> _PROBLEM REQUIREMENTS_: Return each line of the listing that contains the string "JSON".

>> Begin

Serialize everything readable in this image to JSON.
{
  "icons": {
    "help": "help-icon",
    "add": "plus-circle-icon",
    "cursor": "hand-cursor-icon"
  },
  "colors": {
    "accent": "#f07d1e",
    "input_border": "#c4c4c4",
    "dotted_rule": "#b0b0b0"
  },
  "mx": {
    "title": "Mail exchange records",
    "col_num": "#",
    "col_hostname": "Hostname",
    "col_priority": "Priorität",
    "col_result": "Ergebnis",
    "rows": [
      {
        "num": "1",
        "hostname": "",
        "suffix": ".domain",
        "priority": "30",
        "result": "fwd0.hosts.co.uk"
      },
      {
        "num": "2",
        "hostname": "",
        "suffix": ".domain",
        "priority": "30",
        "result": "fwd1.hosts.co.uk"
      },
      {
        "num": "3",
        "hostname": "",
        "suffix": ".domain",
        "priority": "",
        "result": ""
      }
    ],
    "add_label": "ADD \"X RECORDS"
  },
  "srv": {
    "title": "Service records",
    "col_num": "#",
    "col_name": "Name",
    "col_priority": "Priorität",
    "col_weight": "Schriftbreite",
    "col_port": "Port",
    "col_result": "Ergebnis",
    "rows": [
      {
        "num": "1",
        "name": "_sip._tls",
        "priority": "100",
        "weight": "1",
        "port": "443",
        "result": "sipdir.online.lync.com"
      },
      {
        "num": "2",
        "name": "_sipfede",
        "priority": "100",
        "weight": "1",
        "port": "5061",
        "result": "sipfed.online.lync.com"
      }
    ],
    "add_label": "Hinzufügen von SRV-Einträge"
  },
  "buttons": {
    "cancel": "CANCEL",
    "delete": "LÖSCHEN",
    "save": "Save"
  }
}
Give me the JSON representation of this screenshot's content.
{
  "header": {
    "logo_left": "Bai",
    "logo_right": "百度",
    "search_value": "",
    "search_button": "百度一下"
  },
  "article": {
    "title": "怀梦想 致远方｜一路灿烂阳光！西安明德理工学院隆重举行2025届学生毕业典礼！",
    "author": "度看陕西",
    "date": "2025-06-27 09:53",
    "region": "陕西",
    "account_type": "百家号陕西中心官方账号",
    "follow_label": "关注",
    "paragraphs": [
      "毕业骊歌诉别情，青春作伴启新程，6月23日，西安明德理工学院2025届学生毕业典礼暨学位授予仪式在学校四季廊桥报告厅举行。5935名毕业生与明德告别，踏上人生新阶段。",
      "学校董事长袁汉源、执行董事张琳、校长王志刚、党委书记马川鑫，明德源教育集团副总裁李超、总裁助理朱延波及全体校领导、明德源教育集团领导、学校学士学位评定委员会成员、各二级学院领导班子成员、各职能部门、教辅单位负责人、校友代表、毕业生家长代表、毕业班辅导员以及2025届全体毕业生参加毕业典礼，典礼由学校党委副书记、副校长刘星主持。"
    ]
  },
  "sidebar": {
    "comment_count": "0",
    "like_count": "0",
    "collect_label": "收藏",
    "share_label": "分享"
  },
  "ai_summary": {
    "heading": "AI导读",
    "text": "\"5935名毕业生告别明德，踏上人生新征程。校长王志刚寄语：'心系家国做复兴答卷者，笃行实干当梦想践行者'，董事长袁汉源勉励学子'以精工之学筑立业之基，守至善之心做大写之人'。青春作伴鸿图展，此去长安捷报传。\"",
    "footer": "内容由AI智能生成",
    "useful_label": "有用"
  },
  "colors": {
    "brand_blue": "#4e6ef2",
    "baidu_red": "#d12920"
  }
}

>> End

> _FINAL ANSWER_:
Serialize everything readable in this image to JSON.
Give me the JSON representation of this screenshot's content.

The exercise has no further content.